- **Extracted material**:

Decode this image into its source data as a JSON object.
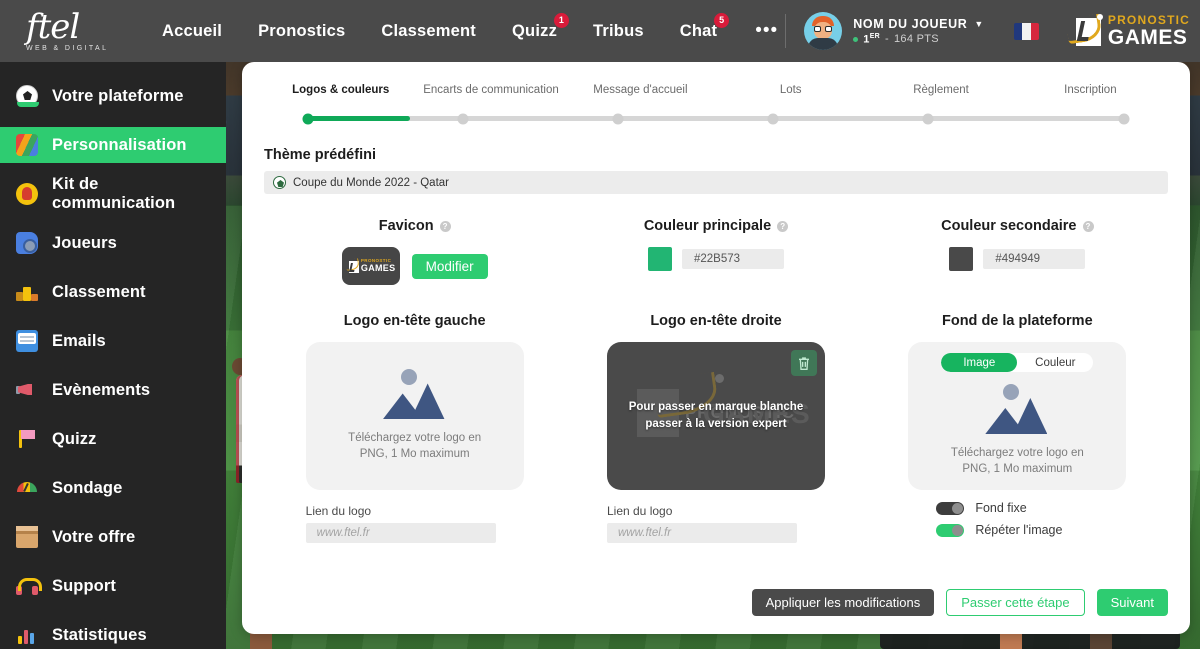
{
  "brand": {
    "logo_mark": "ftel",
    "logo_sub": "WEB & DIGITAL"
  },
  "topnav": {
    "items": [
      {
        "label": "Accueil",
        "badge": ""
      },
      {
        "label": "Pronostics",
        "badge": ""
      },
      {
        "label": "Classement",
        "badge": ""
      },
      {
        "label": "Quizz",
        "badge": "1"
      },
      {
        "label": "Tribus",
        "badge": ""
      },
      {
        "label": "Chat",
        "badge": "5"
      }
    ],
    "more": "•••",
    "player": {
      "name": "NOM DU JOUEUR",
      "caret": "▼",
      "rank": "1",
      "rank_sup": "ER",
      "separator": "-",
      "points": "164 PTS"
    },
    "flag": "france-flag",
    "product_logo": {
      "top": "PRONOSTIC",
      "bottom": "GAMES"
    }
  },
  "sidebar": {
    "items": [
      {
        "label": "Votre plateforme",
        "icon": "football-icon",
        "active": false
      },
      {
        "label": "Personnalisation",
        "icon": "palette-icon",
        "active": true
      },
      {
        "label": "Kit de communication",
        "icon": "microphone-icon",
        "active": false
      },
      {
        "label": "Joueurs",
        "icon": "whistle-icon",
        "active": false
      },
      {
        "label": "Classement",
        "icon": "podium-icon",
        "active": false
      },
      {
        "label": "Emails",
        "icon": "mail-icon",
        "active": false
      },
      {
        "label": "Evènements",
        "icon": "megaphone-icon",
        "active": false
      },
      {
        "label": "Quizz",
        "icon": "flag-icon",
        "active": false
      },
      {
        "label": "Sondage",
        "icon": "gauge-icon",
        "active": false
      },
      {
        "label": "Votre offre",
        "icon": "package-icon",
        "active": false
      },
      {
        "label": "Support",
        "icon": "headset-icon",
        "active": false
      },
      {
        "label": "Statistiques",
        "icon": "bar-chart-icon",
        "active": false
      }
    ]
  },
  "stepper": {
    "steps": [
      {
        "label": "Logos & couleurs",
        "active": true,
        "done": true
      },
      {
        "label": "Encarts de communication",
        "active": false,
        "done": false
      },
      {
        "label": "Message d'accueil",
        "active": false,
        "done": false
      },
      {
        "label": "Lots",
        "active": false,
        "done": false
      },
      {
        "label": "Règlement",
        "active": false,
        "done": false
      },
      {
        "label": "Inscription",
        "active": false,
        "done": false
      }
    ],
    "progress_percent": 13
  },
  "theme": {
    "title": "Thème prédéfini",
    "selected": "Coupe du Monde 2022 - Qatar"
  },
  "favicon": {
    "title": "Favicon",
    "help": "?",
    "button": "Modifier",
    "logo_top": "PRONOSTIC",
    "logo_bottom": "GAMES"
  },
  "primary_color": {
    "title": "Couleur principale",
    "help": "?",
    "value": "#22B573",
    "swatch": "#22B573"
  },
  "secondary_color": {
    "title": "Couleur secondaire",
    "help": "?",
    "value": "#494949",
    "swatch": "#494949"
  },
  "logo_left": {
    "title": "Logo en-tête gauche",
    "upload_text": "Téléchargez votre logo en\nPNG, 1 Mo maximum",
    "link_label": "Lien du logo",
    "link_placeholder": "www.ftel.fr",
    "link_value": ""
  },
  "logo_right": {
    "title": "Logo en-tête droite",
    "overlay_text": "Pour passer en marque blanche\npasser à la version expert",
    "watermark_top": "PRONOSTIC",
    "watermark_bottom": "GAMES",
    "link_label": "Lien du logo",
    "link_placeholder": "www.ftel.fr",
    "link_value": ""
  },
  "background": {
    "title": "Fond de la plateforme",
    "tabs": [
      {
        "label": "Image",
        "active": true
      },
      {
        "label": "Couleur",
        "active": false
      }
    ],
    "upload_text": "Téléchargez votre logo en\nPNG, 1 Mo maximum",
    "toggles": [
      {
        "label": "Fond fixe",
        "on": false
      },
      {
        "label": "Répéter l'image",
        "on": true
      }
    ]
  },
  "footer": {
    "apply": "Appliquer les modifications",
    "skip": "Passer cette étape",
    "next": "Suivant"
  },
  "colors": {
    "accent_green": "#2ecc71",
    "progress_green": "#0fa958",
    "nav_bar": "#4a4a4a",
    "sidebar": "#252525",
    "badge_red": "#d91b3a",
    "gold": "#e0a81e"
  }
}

- **Written problem**: Reproduce every record above exactly, but leave out the pictures.

- **Answer in full**:
Decode this image into its source data as a JSON object.
{
  "brand": {
    "logo_mark": "ftel",
    "logo_sub": "WEB & DIGITAL"
  },
  "topnav": {
    "items": [
      {
        "label": "Accueil",
        "badge": ""
      },
      {
        "label": "Pronostics",
        "badge": ""
      },
      {
        "label": "Classement",
        "badge": ""
      },
      {
        "label": "Quizz",
        "badge": "1"
      },
      {
        "label": "Tribus",
        "badge": ""
      },
      {
        "label": "Chat",
        "badge": "5"
      }
    ],
    "more": "•••",
    "player": {
      "name": "NOM DU JOUEUR",
      "caret": "▼",
      "rank": "1",
      "rank_sup": "ER",
      "separator": "-",
      "points": "164 PTS"
    },
    "flag": "france-flag",
    "product_logo": {
      "top": "PRONOSTIC",
      "bottom": "GAMES"
    }
  },
  "sidebar": {
    "items": [
      {
        "label": "Votre plateforme",
        "icon": "football-icon",
        "active": false
      },
      {
        "label": "Personnalisation",
        "icon": "palette-icon",
        "active": true
      },
      {
        "label": "Kit de communication",
        "icon": "microphone-icon",
        "active": false
      },
      {
        "label": "Joueurs",
        "icon": "whistle-icon",
        "active": false
      },
      {
        "label": "Classement",
        "icon": "podium-icon",
        "active": false
      },
      {
        "label": "Emails",
        "icon": "mail-icon",
        "active": false
      },
      {
        "label": "Evènements",
        "icon": "megaphone-icon",
        "active": false
      },
      {
        "label": "Quizz",
        "icon": "flag-icon",
        "active": false
      },
      {
        "label": "Sondage",
        "icon": "gauge-icon",
        "active": false
      },
      {
        "label": "Votre offre",
        "icon": "package-icon",
        "active": false
      },
      {
        "label": "Support",
        "icon": "headset-icon",
        "active": false
      },
      {
        "label": "Statistiques",
        "icon": "bar-chart-icon",
        "active": false
      }
    ]
  },
  "stepper": {
    "steps": [
      {
        "label": "Logos & couleurs",
        "active": true,
        "done": true
      },
      {
        "label": "Encarts de communication",
        "active": false,
        "done": false
      },
      {
        "label": "Message d'accueil",
        "active": false,
        "done": false
      },
      {
        "label": "Lots",
        "active": false,
        "done": false
      },
      {
        "label": "Règlement",
        "active": false,
        "done": false
      },
      {
        "label": "Inscription",
        "active": false,
        "done": false
      }
    ],
    "progress_percent": 13
  },
  "theme": {
    "title": "Thème prédéfini",
    "selected": "Coupe du Monde 2022 - Qatar"
  },
  "favicon": {
    "title": "Favicon",
    "help": "?",
    "button": "Modifier",
    "logo_top": "PRONOSTIC",
    "logo_bottom": "GAMES"
  },
  "primary_color": {
    "title": "Couleur principale",
    "help": "?",
    "value": "#22B573",
    "swatch": "#22B573"
  },
  "secondary_color": {
    "title": "Couleur secondaire",
    "help": "?",
    "value": "#494949",
    "swatch": "#494949"
  },
  "logo_left": {
    "title": "Logo en-tête gauche",
    "upload_text": "Téléchargez votre logo en\nPNG, 1 Mo maximum",
    "link_label": "Lien du logo",
    "link_placeholder": "www.ftel.fr",
    "link_value": ""
  },
  "logo_right": {
    "title": "Logo en-tête droite",
    "overlay_text": "Pour passer en marque blanche\npasser à la version expert",
    "watermark_top": "PRONOSTIC",
    "watermark_bottom": "GAMES",
    "link_label": "Lien du logo",
    "link_placeholder": "www.ftel.fr",
    "link_value": ""
  },
  "background": {
    "title": "Fond de la plateforme",
    "tabs": [
      {
        "label": "Image",
        "active": true
      },
      {
        "label": "Couleur",
        "active": false
      }
    ],
    "upload_text": "Téléchargez votre logo en\nPNG, 1 Mo maximum",
    "toggles": [
      {
        "label": "Fond fixe",
        "on": false
      },
      {
        "label": "Répéter l'image",
        "on": true
      }
    ]
  },
  "footer": {
    "apply": "Appliquer les modifications",
    "skip": "Passer cette étape",
    "next": "Suivant"
  },
  "colors": {
    "accent_green": "#2ecc71",
    "progress_green": "#0fa958",
    "nav_bar": "#4a4a4a",
    "sidebar": "#252525",
    "badge_red": "#d91b3a",
    "gold": "#e0a81e"
  }
}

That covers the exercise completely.